# PROBLEM
Exactly reproduce the lines that follow.

# INPUT RECORDS
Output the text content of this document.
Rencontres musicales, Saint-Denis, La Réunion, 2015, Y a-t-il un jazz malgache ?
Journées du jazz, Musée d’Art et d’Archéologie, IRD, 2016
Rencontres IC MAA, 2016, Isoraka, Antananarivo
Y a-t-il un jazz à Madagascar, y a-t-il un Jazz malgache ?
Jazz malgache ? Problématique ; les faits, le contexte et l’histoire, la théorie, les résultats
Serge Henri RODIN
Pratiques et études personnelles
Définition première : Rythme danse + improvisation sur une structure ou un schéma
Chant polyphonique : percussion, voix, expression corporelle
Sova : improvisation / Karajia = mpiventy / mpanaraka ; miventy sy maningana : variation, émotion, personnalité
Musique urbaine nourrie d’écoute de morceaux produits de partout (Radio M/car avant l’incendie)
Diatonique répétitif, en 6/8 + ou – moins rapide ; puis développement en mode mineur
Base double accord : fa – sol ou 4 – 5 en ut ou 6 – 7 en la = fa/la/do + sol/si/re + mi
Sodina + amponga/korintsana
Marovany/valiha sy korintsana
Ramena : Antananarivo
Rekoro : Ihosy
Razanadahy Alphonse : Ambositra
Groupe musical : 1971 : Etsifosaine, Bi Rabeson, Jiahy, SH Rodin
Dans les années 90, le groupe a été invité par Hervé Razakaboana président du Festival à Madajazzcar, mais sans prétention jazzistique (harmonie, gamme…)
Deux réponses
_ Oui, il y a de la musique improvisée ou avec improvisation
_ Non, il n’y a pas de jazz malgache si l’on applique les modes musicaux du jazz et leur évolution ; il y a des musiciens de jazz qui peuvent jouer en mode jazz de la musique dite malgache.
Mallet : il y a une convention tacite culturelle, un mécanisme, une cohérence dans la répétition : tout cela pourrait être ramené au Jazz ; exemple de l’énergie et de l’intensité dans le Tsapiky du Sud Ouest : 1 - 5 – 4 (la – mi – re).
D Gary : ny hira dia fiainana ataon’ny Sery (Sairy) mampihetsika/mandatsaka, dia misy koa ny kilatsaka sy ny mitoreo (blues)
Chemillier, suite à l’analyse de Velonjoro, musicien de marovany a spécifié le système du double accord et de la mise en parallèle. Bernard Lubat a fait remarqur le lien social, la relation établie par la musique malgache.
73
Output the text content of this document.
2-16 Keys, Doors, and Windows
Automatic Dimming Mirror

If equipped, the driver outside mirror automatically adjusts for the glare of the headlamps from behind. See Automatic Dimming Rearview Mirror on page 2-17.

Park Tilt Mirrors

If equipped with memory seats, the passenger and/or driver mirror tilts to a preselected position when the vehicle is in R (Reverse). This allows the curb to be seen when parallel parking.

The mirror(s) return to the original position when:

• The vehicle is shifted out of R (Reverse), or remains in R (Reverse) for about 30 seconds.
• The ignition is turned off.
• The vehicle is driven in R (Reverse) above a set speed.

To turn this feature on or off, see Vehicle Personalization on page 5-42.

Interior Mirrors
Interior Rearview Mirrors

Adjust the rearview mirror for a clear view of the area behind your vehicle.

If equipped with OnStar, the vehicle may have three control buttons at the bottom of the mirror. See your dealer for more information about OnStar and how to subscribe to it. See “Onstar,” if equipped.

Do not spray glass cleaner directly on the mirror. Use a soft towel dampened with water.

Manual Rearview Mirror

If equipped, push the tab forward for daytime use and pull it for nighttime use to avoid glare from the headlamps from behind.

# SOLUTION TO THE PROBLEM
Output the text content of this document.
Rencontres musicales, Saint-Denis, La Réunion, 2015, Y a-t-il un jazz malgache ?
Journées du jazz, Musée d’Art et d’Archéologie, IRD, 2016
Rencontres IC MAA, 2016, Isoraka, Antananarivo
Y a-t-il un jazz à Madagascar, y a-t-il un Jazz malgache ?
Jazz malgache ? Problématique ; les faits, le contexte et l’histoire, la théorie, les résultats
Serge Henri RODIN
Pratiques et études personnelles
Définition première : Rythme danse + improvisation sur une structure ou un schéma
Chant polyphonique : percussion, voix, expression corporelle
Sova : improvisation / Karajia = mpiventy / mpanaraka ; miventy sy maningana : variation, émotion, personnalité
Musique urbaine nourrie d’écoute de morceaux produits de partout (Radio M/car avant l’incendie)
Diatonique répétitif, en 6/8 + ou – moins rapide ; puis développement en mode mineur
Base double accord : fa – sol ou 4 – 5 en ut ou 6 – 7 en la = fa/la/do + sol/si/re + mi
Sodina + amponga/korintsana
Marovany/valiha sy korintsana
Ramena : Antananarivo
Rekoro : Ihosy
Razanadahy Alphonse : Ambositra
Groupe musical : 1971 : Etsifosaine, Bi Rabeson, Jiahy, SH Rodin
Dans les années 90, le groupe a été invité par Hervé Razakaboana président du Festival à Madajazzcar, mais sans prétention jazzistique (harmonie, gamme…)
Deux réponses
_ Oui, il y a de la musique improvisée ou avec improvisation
_ Non, il n’y a pas de jazz malgache si l’on applique les modes musicaux du jazz et leur évolution ; il y a des musiciens de jazz qui peuvent jouer en mode jazz de la musique dite malgache.
Mallet : il y a une convention tacite culturelle, un mécanisme, une cohérence dans la répétition : tout cela pourrait être ramené au Jazz ; exemple de l’énergie et de l’intensité dans le Tsapiky du Sud Ouest : 1 - 5 – 4 (la – mi – re).
D Gary : ny hira dia fiainana ataon’ny Sery (Sairy) mampihetsika/mandatsaka, dia misy koa ny kilatsaka sy ny mitoreo (blues)
Chemillier, suite à l’analyse de Velonjoro, musicien de marovany a spécifié le système du double accord et de la mise en parallèle. Bernard Lubat a fait remarqur le lien social, la relation établie par la musique malgache.
73
Output the text content of this document.
2-16 Keys, Doors, and Windows
Automatic Dimming Mirror

If equipped, the driver outside mirror automatically adjusts for the glare of the headlamps from behind. See Automatic Dimming Rearview Mirror on page 2-17.

Park Tilt Mirrors

If equipped with memory seats, the passenger and/or driver mirror tilts to a preselected position when the vehicle is in R (Reverse). This allows the curb to be seen when parallel parking.

The mirror(s) return to the original position when:

• The vehicle is shifted out of R (Reverse), or remains in R (Reverse) for about 30 seconds.
• The ignition is turned off.
• The vehicle is driven in R (Reverse) above a set speed.

To turn this feature on or off, see Vehicle Personalization on page 5-42.

Interior Mirrors
Interior Rearview Mirrors

Adjust the rearview mirror for a clear view of the area behind your vehicle.

If equipped with OnStar, the vehicle may have three control buttons at the bottom of the mirror. See your dealer for more information about OnStar and how to subscribe to it. See “Onstar,” if equipped.

Do not spray glass cleaner directly on the mirror. Use a soft towel dampened with water.

Manual Rearview Mirror

If equipped, push the tab forward for daytime use and pull it for nighttime use to avoid glare from the headlamps from behind.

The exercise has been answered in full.